GOAL: From the listing below, pick out each line with the word "JSON".

MATERIAL:
******
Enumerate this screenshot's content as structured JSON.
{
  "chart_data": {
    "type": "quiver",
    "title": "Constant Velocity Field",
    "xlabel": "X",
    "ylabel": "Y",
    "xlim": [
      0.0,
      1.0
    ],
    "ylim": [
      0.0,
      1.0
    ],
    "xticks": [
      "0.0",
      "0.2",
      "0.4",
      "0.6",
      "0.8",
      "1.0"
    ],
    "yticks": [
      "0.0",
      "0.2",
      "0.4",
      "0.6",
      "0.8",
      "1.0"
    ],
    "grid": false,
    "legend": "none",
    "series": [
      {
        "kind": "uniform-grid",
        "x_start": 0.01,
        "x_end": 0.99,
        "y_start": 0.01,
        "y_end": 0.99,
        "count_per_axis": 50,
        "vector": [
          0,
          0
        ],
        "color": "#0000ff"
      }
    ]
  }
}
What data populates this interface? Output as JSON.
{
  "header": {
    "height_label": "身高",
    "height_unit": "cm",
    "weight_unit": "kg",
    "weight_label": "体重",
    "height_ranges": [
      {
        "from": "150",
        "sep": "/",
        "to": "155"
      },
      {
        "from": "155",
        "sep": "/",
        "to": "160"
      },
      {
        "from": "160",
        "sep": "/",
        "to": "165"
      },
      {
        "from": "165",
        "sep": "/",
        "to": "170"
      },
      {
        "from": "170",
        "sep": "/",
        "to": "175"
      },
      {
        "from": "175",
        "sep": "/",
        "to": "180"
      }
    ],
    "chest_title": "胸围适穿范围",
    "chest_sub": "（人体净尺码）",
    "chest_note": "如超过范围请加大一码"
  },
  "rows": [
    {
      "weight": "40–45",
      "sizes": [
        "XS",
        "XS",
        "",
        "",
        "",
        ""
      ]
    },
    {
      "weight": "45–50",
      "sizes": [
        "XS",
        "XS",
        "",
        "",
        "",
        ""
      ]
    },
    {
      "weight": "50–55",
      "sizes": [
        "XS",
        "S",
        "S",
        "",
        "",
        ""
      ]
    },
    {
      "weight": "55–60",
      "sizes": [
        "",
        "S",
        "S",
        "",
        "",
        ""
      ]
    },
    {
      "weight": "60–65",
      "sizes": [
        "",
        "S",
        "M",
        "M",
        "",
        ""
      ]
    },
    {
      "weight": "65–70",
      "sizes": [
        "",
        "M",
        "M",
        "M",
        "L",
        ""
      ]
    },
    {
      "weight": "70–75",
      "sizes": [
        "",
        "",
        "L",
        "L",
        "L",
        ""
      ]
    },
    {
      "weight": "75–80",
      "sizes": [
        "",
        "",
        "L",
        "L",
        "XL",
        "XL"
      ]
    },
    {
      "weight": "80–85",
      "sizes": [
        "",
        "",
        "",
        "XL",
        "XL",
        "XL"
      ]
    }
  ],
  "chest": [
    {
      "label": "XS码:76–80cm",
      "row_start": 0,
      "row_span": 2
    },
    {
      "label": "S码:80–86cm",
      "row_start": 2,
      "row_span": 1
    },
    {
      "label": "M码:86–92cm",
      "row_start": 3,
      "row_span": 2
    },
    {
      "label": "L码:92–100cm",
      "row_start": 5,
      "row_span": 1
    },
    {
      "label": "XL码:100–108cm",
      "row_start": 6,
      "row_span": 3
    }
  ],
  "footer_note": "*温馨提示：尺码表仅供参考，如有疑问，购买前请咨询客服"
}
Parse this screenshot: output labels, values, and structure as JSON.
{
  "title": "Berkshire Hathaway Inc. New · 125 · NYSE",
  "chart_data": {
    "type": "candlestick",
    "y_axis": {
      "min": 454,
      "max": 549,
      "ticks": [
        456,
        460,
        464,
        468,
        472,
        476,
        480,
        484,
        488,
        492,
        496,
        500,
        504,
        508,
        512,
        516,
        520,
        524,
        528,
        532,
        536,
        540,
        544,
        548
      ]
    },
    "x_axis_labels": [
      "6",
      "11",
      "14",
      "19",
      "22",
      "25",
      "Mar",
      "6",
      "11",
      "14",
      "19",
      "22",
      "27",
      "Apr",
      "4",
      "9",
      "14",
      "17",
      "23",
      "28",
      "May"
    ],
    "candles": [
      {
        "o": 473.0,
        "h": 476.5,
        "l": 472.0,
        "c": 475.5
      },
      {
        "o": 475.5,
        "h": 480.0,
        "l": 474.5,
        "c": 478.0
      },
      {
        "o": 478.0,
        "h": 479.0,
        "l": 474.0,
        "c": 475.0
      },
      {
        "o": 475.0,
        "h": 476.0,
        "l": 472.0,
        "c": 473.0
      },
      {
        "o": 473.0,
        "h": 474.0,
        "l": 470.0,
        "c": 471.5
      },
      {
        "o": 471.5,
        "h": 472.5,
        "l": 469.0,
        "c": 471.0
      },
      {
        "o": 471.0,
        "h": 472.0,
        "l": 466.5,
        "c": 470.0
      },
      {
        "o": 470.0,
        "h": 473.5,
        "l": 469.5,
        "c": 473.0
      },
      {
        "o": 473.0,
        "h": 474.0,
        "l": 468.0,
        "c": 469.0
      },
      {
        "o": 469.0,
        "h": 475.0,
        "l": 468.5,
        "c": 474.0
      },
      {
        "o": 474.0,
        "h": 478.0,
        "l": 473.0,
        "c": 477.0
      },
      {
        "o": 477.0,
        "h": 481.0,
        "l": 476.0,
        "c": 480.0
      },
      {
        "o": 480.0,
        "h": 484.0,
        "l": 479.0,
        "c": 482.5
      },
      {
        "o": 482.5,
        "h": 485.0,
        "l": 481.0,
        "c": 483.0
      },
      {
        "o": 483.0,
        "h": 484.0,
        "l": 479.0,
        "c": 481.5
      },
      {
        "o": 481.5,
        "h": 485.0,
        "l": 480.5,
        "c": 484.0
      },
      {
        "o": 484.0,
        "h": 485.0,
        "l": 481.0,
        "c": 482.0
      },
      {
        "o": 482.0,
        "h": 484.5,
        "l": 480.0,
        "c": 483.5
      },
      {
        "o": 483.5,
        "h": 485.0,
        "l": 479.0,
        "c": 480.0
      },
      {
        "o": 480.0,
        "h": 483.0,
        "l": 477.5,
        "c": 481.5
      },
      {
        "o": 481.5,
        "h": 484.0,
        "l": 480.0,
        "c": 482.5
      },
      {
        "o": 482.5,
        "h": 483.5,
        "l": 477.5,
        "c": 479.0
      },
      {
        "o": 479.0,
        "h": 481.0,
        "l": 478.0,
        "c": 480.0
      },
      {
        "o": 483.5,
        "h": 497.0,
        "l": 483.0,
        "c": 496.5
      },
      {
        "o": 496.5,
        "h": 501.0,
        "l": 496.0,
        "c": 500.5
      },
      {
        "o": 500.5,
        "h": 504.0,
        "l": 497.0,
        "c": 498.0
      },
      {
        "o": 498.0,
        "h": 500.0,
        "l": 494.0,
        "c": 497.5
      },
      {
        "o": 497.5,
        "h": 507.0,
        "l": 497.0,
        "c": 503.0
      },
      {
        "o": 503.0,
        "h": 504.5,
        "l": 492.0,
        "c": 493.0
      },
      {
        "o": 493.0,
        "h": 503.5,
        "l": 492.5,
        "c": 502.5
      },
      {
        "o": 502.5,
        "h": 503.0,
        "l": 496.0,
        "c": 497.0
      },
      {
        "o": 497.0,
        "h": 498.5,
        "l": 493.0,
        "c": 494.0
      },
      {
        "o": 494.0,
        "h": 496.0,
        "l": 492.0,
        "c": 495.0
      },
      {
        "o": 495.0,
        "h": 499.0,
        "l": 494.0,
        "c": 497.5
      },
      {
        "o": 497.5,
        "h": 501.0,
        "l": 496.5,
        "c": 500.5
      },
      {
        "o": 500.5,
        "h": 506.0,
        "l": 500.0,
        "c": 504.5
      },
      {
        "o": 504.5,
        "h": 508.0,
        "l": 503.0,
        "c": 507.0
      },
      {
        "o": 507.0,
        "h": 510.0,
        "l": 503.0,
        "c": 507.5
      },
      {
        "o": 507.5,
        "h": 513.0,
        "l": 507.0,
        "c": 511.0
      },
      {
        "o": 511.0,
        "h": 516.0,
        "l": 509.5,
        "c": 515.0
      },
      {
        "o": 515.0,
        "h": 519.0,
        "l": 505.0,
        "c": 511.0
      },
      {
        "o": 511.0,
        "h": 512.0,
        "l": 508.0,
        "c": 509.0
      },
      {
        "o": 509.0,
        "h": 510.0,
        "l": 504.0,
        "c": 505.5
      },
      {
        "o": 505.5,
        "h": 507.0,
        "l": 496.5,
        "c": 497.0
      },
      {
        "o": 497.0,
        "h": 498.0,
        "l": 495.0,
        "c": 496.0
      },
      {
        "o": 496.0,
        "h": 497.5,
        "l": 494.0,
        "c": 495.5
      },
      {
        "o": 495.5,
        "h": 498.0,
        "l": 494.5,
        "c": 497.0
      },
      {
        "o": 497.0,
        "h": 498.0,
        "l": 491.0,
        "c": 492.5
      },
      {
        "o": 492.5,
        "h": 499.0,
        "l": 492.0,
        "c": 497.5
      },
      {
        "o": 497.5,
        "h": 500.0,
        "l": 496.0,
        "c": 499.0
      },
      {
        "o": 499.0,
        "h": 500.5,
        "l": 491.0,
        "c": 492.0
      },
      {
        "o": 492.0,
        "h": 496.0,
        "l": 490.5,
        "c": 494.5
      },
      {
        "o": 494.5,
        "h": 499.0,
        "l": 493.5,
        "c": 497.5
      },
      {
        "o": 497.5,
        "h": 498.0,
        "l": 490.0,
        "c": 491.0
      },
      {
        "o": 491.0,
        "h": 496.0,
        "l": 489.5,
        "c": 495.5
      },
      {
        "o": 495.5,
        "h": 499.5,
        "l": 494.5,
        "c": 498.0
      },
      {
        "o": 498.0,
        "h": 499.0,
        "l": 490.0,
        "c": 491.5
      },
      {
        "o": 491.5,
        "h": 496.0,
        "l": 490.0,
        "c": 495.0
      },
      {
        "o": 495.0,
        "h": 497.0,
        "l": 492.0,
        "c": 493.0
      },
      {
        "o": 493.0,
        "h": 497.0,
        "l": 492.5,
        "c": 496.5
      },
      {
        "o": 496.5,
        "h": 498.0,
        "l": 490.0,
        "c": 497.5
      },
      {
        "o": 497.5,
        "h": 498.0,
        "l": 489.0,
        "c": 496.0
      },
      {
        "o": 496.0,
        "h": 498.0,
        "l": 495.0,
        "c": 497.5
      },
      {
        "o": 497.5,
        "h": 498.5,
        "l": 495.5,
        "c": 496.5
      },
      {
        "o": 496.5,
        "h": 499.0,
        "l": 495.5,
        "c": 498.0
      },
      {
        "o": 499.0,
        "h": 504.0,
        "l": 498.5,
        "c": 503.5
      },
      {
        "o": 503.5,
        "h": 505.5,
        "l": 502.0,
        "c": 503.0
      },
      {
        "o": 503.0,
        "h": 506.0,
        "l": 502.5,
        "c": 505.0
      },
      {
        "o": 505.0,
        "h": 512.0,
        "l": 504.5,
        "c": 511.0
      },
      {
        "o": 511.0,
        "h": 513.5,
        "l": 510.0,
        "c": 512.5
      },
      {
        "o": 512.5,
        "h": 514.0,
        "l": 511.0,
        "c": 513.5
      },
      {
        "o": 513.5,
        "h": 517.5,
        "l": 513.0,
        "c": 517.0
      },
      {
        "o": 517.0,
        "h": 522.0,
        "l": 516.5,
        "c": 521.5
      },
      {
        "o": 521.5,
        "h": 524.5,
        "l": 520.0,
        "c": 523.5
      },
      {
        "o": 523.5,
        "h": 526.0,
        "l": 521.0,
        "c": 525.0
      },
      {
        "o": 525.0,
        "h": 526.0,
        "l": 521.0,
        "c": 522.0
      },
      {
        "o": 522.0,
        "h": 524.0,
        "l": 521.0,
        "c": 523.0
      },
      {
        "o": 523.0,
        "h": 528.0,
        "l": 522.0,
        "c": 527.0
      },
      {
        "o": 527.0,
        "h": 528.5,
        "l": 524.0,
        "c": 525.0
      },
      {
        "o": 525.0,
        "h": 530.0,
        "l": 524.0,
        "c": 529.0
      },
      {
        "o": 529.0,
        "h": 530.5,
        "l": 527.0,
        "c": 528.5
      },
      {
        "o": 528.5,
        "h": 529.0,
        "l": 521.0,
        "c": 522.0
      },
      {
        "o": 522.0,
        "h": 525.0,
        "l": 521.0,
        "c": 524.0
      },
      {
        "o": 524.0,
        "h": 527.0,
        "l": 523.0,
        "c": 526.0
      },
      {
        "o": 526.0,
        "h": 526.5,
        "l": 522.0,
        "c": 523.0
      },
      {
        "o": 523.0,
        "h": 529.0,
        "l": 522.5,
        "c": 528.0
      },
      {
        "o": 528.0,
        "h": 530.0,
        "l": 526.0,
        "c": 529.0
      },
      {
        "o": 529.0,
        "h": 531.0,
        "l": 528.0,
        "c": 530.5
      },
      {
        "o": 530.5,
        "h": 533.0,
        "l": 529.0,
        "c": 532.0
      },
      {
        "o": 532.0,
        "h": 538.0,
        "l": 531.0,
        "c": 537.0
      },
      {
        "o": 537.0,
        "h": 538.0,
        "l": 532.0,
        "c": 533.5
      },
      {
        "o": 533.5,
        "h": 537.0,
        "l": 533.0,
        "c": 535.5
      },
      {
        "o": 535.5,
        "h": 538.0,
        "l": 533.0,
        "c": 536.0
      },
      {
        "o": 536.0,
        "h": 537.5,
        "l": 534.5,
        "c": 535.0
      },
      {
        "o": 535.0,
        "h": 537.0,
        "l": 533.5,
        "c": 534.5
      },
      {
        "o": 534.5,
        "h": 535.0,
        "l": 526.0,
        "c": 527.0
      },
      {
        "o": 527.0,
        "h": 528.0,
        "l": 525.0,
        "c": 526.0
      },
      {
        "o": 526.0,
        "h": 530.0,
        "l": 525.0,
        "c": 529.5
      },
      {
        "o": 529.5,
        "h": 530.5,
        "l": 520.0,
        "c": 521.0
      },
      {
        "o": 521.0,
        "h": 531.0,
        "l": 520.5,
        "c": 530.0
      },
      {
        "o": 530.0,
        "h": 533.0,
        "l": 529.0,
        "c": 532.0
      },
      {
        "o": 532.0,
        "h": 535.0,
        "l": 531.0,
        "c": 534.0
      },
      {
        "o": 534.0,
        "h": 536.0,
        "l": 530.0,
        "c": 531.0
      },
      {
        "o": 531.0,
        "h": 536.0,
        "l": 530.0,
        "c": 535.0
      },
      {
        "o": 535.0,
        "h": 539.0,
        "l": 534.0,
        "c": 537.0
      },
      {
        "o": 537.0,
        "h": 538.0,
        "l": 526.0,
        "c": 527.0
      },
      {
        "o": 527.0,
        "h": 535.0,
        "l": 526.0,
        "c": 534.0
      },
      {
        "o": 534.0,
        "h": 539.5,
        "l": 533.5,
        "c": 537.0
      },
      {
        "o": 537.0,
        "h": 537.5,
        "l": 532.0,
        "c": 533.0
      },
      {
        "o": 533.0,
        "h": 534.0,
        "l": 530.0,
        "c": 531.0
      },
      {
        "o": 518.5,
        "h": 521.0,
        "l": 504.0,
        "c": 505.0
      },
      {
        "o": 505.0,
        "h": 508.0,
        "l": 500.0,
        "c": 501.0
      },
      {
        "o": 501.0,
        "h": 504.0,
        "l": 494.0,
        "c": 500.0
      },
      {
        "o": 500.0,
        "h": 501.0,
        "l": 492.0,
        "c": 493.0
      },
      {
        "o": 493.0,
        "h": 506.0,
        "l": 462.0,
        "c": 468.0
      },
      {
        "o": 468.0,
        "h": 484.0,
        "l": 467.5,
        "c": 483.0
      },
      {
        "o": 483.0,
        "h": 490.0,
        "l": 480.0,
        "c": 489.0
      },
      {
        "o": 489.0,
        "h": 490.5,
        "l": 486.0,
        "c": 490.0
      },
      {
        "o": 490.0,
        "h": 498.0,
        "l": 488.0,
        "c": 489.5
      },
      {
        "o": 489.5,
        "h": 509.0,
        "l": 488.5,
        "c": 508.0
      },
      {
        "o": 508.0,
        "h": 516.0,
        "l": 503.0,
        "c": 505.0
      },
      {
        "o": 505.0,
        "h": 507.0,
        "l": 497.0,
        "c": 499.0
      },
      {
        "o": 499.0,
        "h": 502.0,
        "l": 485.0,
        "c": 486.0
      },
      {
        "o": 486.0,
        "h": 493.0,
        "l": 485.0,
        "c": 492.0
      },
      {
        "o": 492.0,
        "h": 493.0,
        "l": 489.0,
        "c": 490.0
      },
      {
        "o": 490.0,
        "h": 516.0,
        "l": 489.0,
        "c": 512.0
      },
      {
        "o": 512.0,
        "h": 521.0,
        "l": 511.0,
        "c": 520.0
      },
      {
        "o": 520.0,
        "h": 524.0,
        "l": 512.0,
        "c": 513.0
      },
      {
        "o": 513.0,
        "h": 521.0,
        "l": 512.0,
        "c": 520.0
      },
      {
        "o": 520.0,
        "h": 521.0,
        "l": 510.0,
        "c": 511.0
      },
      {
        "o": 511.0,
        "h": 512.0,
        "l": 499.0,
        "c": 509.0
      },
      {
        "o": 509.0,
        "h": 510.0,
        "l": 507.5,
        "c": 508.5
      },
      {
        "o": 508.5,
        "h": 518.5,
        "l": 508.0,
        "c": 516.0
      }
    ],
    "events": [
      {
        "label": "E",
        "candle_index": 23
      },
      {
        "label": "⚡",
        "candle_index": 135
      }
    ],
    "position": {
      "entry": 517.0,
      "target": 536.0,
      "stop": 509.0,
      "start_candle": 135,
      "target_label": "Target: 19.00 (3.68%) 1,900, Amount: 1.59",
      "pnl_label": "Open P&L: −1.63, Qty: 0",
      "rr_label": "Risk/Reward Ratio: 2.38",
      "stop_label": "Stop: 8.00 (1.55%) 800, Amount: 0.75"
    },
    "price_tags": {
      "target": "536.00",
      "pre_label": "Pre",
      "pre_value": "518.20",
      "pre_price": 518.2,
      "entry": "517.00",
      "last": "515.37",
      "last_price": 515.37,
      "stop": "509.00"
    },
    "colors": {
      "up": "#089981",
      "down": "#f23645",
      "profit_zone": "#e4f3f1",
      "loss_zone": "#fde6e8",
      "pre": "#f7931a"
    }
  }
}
******
REPLY:
Enumerate this screenshot's content as structured JSON.
What data populates this interface? Output as JSON.
Parse this screenshot: output labels, values, and structure as JSON.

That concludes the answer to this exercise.